START
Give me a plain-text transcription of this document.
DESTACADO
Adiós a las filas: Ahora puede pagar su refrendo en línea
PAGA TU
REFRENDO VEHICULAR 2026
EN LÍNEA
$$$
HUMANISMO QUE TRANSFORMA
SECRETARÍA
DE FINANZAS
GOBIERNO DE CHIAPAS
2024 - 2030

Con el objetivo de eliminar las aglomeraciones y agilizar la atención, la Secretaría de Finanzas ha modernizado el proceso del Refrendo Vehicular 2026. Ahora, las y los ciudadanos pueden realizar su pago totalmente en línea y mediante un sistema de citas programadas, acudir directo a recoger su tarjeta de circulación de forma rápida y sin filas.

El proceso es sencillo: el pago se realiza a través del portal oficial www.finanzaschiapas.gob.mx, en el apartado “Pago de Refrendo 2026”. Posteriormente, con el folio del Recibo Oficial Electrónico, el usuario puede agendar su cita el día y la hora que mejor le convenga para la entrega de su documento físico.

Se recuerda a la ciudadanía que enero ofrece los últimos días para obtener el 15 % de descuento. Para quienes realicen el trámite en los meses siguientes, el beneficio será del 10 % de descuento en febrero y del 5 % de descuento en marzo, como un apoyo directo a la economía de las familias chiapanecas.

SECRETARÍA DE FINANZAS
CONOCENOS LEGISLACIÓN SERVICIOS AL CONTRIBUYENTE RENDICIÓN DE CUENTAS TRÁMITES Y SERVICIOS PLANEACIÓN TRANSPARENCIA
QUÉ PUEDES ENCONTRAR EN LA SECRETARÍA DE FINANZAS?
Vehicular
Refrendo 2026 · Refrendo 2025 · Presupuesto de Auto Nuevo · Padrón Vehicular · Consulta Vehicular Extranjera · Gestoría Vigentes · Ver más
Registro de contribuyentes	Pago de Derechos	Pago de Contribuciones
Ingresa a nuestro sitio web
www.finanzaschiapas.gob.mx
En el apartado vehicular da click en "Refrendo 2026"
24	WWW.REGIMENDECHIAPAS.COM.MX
END
** TASK STATEMENT **
Read the entries and show each line that mentions "finanzaschiapas".

** RESPONSE BELOW **
El proceso es sencillo: el pago se realiza a través del portal oficial www.finanzaschiapas.gob.mx, en el apartado “Pago de Refrendo 2026”. Posteriormente, con el folio del Recibo Oficial Electrónico, el usuario puede agendar su cita el día y la hora que mejor le convenga para la entrega de su documento físico.
www.finanzaschiapas.gob.mx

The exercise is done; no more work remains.